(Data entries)
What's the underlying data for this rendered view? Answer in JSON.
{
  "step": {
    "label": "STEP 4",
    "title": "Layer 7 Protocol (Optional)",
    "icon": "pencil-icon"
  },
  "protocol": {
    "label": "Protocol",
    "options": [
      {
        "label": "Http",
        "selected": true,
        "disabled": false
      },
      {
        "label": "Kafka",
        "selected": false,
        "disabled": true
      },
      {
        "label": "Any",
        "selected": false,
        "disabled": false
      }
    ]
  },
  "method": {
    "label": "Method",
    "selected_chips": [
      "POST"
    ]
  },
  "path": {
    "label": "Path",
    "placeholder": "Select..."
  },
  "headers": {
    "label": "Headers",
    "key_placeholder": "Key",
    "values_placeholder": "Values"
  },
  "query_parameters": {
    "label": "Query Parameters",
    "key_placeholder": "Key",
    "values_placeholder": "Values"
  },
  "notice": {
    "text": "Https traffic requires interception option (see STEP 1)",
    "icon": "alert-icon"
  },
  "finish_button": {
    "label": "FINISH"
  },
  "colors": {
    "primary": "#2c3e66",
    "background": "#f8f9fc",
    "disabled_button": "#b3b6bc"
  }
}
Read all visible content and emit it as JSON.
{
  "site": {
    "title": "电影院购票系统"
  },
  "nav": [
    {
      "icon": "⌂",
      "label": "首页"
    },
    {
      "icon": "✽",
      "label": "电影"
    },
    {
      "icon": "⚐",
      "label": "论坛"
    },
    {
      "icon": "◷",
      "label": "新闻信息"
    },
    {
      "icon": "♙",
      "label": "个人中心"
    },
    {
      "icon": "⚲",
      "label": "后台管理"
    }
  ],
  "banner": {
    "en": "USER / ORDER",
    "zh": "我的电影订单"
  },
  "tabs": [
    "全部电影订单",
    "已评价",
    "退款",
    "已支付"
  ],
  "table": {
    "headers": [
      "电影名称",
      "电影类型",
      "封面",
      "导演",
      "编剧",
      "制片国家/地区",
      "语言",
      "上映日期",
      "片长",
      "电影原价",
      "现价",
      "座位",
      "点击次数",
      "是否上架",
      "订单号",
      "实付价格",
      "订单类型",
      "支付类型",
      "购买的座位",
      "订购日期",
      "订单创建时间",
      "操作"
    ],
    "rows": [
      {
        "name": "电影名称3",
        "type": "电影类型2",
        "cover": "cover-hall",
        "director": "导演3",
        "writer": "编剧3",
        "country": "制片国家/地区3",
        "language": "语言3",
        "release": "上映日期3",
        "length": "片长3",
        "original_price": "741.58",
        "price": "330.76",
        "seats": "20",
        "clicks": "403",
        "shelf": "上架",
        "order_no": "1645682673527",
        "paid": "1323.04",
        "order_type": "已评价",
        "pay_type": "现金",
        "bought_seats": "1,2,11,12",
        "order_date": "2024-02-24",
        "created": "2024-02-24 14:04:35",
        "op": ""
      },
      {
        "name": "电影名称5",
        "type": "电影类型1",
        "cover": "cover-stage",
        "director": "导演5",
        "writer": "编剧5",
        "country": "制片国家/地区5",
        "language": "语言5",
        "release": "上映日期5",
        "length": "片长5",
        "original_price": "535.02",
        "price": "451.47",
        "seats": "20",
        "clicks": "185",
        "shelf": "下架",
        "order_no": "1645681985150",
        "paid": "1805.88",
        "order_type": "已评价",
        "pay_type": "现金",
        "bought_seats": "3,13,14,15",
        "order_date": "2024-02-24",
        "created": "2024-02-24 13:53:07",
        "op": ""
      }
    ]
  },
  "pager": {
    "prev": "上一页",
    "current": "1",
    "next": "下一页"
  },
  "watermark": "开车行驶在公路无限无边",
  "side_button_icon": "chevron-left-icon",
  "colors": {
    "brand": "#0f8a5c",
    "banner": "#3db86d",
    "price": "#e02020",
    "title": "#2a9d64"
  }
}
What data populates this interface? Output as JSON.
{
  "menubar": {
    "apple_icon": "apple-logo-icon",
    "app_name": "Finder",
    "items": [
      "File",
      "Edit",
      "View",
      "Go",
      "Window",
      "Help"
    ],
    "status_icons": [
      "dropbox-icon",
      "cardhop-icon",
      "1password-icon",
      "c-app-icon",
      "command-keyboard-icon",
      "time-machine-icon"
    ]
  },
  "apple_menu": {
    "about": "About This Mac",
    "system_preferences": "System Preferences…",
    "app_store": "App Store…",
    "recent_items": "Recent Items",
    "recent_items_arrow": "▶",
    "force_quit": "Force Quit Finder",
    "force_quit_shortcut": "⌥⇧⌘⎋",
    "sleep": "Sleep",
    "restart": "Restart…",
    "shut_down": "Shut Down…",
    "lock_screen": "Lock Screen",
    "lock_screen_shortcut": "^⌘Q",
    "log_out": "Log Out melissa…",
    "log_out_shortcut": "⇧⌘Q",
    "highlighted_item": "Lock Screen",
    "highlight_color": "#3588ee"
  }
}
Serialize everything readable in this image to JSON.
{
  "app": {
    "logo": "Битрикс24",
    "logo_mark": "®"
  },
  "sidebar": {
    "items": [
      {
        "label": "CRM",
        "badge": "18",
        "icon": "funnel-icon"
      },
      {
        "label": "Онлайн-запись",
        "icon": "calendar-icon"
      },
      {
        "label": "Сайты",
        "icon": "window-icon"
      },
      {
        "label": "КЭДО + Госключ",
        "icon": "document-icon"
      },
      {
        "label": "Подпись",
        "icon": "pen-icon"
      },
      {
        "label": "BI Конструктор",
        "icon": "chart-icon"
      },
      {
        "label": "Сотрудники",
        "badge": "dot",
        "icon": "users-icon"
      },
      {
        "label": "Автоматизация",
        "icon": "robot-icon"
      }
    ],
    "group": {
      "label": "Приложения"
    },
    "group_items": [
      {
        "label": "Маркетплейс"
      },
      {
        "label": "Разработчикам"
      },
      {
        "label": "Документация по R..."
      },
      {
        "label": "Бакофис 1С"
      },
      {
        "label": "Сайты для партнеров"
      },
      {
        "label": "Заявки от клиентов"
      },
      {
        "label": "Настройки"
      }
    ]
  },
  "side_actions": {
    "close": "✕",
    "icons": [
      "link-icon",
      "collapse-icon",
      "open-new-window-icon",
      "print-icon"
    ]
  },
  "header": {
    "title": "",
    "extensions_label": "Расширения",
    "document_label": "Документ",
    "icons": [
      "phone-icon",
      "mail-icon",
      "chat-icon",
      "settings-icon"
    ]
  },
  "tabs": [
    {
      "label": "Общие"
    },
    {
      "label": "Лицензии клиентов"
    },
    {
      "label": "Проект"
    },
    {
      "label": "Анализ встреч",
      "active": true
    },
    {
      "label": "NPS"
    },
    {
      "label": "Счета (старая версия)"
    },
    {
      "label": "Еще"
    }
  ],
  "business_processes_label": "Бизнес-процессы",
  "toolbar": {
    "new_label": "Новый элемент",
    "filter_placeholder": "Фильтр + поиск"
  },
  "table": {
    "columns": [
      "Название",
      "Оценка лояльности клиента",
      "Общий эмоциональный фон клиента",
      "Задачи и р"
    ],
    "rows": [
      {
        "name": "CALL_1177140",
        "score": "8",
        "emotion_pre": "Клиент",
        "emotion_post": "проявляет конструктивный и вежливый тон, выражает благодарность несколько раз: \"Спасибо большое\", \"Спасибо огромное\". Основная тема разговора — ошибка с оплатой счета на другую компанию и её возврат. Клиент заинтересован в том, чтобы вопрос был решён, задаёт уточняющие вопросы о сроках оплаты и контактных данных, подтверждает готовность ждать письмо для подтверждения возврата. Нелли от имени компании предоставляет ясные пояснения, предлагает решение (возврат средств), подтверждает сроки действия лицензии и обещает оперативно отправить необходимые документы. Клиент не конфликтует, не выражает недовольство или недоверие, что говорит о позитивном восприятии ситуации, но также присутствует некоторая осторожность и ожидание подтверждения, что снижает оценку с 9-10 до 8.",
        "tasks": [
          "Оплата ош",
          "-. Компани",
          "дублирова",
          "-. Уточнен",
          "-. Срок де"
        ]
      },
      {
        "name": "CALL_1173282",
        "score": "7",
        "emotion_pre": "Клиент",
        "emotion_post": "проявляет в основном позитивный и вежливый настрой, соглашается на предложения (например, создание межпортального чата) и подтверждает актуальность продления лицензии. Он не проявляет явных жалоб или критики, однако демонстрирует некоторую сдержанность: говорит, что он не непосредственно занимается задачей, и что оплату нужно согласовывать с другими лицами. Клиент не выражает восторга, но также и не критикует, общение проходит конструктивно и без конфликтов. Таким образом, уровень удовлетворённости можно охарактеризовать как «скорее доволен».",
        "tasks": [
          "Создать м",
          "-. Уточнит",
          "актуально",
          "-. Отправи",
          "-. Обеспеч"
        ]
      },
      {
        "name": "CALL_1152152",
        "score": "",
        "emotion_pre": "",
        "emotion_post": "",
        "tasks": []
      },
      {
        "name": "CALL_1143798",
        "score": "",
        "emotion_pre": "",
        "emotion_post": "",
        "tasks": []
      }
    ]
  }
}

_Exercise directions:_
Which lines of the data above contain "клиента"? Copy each one.

_Response to the exercise:_
      "Оценка лояльности клиента",
      "Общий эмоциональный фон клиента",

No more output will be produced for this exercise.